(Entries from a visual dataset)

§ §

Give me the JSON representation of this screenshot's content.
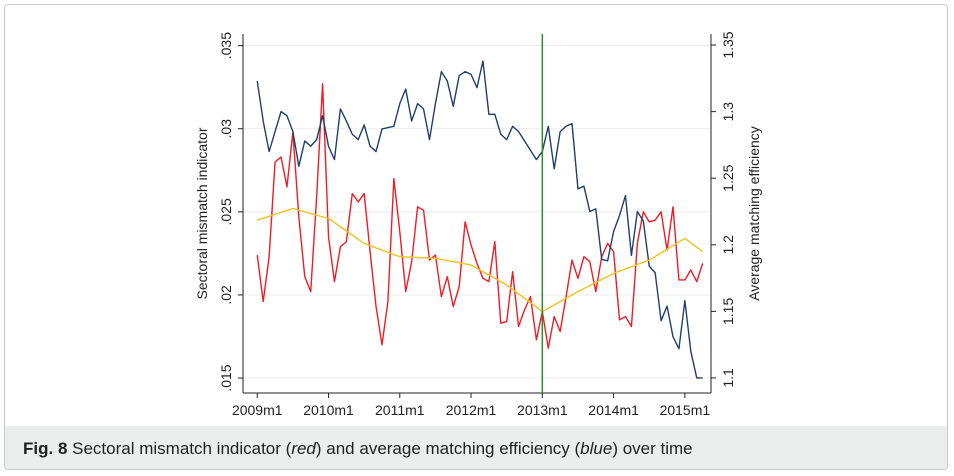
{
  "chart_data": {
    "type": "line",
    "y_label": "Sectoral mismatch indicator",
    "y2_label": "Average matching efficiency",
    "x_label": "...",
    "x": [
      588,
      589,
      590,
      591,
      592,
      593,
      594,
      595,
      596,
      597,
      598,
      599,
      600,
      601,
      602,
      603,
      604,
      605,
      606,
      607,
      608,
      609,
      610,
      611,
      612,
      613,
      614,
      615,
      616,
      617,
      618,
      619,
      620,
      621,
      622,
      623,
      624,
      625,
      626,
      627,
      628,
      629,
      630,
      631,
      632,
      633,
      634,
      635,
      636,
      637,
      638,
      639,
      640,
      641,
      642,
      643,
      644,
      645,
      646,
      647,
      648,
      649,
      650,
      651,
      652,
      653,
      654,
      655,
      656,
      657,
      658,
      659,
      660,
      661,
      662,
      663
    ],
    "series": [
      {
        "color": "#ee1c25",
        "axis": "y",
        "values": [
          0.0224,
          0.0196,
          0.0223,
          0.028,
          0.0283,
          0.0265,
          0.0298,
          0.0247,
          0.0211,
          0.0202,
          0.0259,
          0.0327,
          0.0235,
          0.0208,
          0.0229,
          0.0232,
          0.0261,
          0.0256,
          0.0261,
          0.0226,
          0.0193,
          0.017,
          0.0196,
          0.027,
          0.0238,
          0.0202,
          0.022,
          0.0253,
          0.0251,
          0.0221,
          0.0224,
          0.0199,
          0.0211,
          0.0193,
          0.0205,
          0.0244,
          0.023,
          0.0219,
          0.021,
          0.0208,
          0.0232,
          0.0183,
          0.0184,
          0.0214,
          0.0181,
          0.0191,
          0.0199,
          0.0173,
          0.019,
          0.0168,
          0.0187,
          0.0178,
          0.0199,
          0.0221,
          0.021,
          0.0223,
          0.022,
          0.0202,
          0.0223,
          0.0231,
          0.0226,
          0.0185,
          0.0187,
          0.0181,
          0.0231,
          0.025,
          0.0244,
          0.0245,
          0.025,
          0.0227,
          0.0253,
          0.0209,
          0.0209,
          0.0215,
          0.0208,
          0.0219
        ]
      },
      {
        "color": "#1f3f6e",
        "axis": "y2",
        "values": [
          1.323,
          1.293,
          1.27,
          1.285,
          1.3,
          1.297,
          1.285,
          1.259,
          1.278,
          1.274,
          1.279,
          1.297,
          1.274,
          1.264,
          1.302,
          1.293,
          1.283,
          1.279,
          1.29,
          1.274,
          1.27,
          1.287,
          1.288,
          1.289,
          1.306,
          1.317,
          1.293,
          1.306,
          1.302,
          1.279,
          1.306,
          1.33,
          1.323,
          1.304,
          1.327,
          1.33,
          1.328,
          1.318,
          1.338,
          1.298,
          1.298,
          1.283,
          1.279,
          1.289,
          1.285,
          1.278,
          1.271,
          1.264,
          1.27,
          1.289,
          1.257,
          1.285,
          1.289,
          1.291,
          1.242,
          1.244,
          1.225,
          1.227,
          1.189,
          1.188,
          1.21,
          1.222,
          1.237,
          1.192,
          1.225,
          1.218,
          1.184,
          1.179,
          1.143,
          1.154,
          1.131,
          1.122,
          1.158,
          1.12,
          1.1,
          1.1
        ]
      },
      {
        "color": "#f2c21b",
        "axis": "y",
        "x": [
          588,
          594,
          600,
          606,
          612,
          618,
          624,
          630,
          636,
          642,
          648,
          654,
          660,
          663
        ],
        "values": [
          0.0245,
          0.0252,
          0.0246,
          0.0231,
          0.0223,
          0.0222,
          0.0218,
          0.0206,
          0.019,
          0.0202,
          0.0213,
          0.0221,
          0.0234,
          0.0226
        ]
      }
    ],
    "xlim": [
      585.6,
      664.4
    ],
    "xticks": [
      {
        "value": 588,
        "label": "2009m1"
      },
      {
        "value": 600,
        "label": "2010m1"
      },
      {
        "value": 612,
        "label": "2011m1"
      },
      {
        "value": 624,
        "label": "2012m1"
      },
      {
        "value": 636,
        "label": "2013m1"
      },
      {
        "value": 648,
        "label": "2014m1"
      },
      {
        "value": 660,
        "label": "2015m1"
      }
    ],
    "ylim": [
      0.0141,
      0.0357
    ],
    "yticks": [
      {
        "value": 0.015,
        "label": ".015"
      },
      {
        "value": 0.02,
        "label": ".02"
      },
      {
        "value": 0.025,
        "label": ".025"
      },
      {
        "value": 0.03,
        "label": ".03"
      },
      {
        "value": 0.035,
        "label": ".035"
      }
    ],
    "y2lim": [
      1.0887,
      1.3583
    ],
    "y2ticks": [
      1.1,
      1.15,
      1.2,
      1.25,
      1.3,
      1.35
    ],
    "vline": {
      "value": 636,
      "color": "#2e8b2e"
    },
    "grid": true
  },
  "caption": {
    "label": "Fig. 8",
    "parts": [
      " Sectoral mismatch indicator (",
      "red",
      ") and average matching efficiency (",
      "blue",
      ") over time"
    ]
  }
}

§ §

What you are asked to do: Strip the images and reproduce the remaining records precisely.

The reply:
Give me the JSON representation of this screenshot's content.
{
  "chart_data": {
    "type": "line",
    "y_label": "Sectoral mismatch indicator",
    "y2_label": "Average matching efficiency",
    "x_label": "...",
    "x": [
      588,
      589,
      590,
      591,
      592,
      593,
      594,
      595,
      596,
      597,
      598,
      599,
      600,
      601,
      602,
      603,
      604,
      605,
      606,
      607,
      608,
      609,
      610,
      611,
      612,
      613,
      614,
      615,
      616,
      617,
      618,
      619,
      620,
      621,
      622,
      623,
      624,
      625,
      626,
      627,
      628,
      629,
      630,
      631,
      632,
      633,
      634,
      635,
      636,
      637,
      638,
      639,
      640,
      641,
      642,
      643,
      644,
      645,
      646,
      647,
      648,
      649,
      650,
      651,
      652,
      653,
      654,
      655,
      656,
      657,
      658,
      659,
      660,
      661,
      662,
      663
    ],
    "series": [
      {
        "color": "#ee1c25",
        "axis": "y",
        "values": [
          0.0224,
          0.0196,
          0.0223,
          0.028,
          0.0283,
          0.0265,
          0.0298,
          0.0247,
          0.0211,
          0.0202,
          0.0259,
          0.0327,
          0.0235,
          0.0208,
          0.0229,
          0.0232,
          0.0261,
          0.0256,
          0.0261,
          0.0226,
          0.0193,
          0.017,
          0.0196,
          0.027,
          0.0238,
          0.0202,
          0.022,
          0.0253,
          0.0251,
          0.0221,
          0.0224,
          0.0199,
          0.0211,
          0.0193,
          0.0205,
          0.0244,
          0.023,
          0.0219,
          0.021,
          0.0208,
          0.0232,
          0.0183,
          0.0184,
          0.0214,
          0.0181,
          0.0191,
          0.0199,
          0.0173,
          0.019,
          0.0168,
          0.0187,
          0.0178,
          0.0199,
          0.0221,
          0.021,
          0.0223,
          0.022,
          0.0202,
          0.0223,
          0.0231,
          0.0226,
          0.0185,
          0.0187,
          0.0181,
          0.0231,
          0.025,
          0.0244,
          0.0245,
          0.025,
          0.0227,
          0.0253,
          0.0209,
          0.0209,
          0.0215,
          0.0208,
          0.0219
        ]
      },
      {
        "color": "#1f3f6e",
        "axis": "y2",
        "values": [
          1.323,
          1.293,
          1.27,
          1.285,
          1.3,
          1.297,
          1.285,
          1.259,
          1.278,
          1.274,
          1.279,
          1.297,
          1.274,
          1.264,
          1.302,
          1.293,
          1.283,
          1.279,
          1.29,
          1.274,
          1.27,
          1.287,
          1.288,
          1.289,
          1.306,
          1.317,
          1.293,
          1.306,
          1.302,
          1.279,
          1.306,
          1.33,
          1.323,
          1.304,
          1.327,
          1.33,
          1.328,
          1.318,
          1.338,
          1.298,
          1.298,
          1.283,
          1.279,
          1.289,
          1.285,
          1.278,
          1.271,
          1.264,
          1.27,
          1.289,
          1.257,
          1.285,
          1.289,
          1.291,
          1.242,
          1.244,
          1.225,
          1.227,
          1.189,
          1.188,
          1.21,
          1.222,
          1.237,
          1.192,
          1.225,
          1.218,
          1.184,
          1.179,
          1.143,
          1.154,
          1.131,
          1.122,
          1.158,
          1.12,
          1.1,
          1.1
        ]
      },
      {
        "color": "#f2c21b",
        "axis": "y",
        "x": [
          588,
          594,
          600,
          606,
          612,
          618,
          624,
          630,
          636,
          642,
          648,
          654,
          660,
          663
        ],
        "values": [
          0.0245,
          0.0252,
          0.0246,
          0.0231,
          0.0223,
          0.0222,
          0.0218,
          0.0206,
          0.019,
          0.0202,
          0.0213,
          0.0221,
          0.0234,
          0.0226
        ]
      }
    ],
    "xlim": [
      585.6,
      664.4
    ],
    "xticks": [
      {
        "value": 588,
        "label": "2009m1"
      },
      {
        "value": 600,
        "label": "2010m1"
      },
      {
        "value": 612,
        "label": "2011m1"
      },
      {
        "value": 624,
        "label": "2012m1"
      },
      {
        "value": 636,
        "label": "2013m1"
      },
      {
        "value": 648,
        "label": "2014m1"
      },
      {
        "value": 660,
        "label": "2015m1"
      }
    ],
    "ylim": [
      0.0141,
      0.0357
    ],
    "yticks": [
      {
        "value": 0.015,
        "label": ".015"
      },
      {
        "value": 0.02,
        "label": ".02"
      },
      {
        "value": 0.025,
        "label": ".025"
      },
      {
        "value": 0.03,
        "label": ".03"
      },
      {
        "value": 0.035,
        "label": ".035"
      }
    ],
    "y2lim": [
      1.0887,
      1.3583
    ],
    "y2ticks": [
      1.1,
      1.15,
      1.2,
      1.25,
      1.3,
      1.35
    ],
    "vline": {
      "value": 636,
      "color": "#2e8b2e"
    },
    "grid": true
  },
  "caption": {
    "label": "Fig. 8",
    "parts": [
      " Sectoral mismatch indicator (",
      "red",
      ") and average matching efficiency (",
      "blue",
      ") over time"
    ]
  }
}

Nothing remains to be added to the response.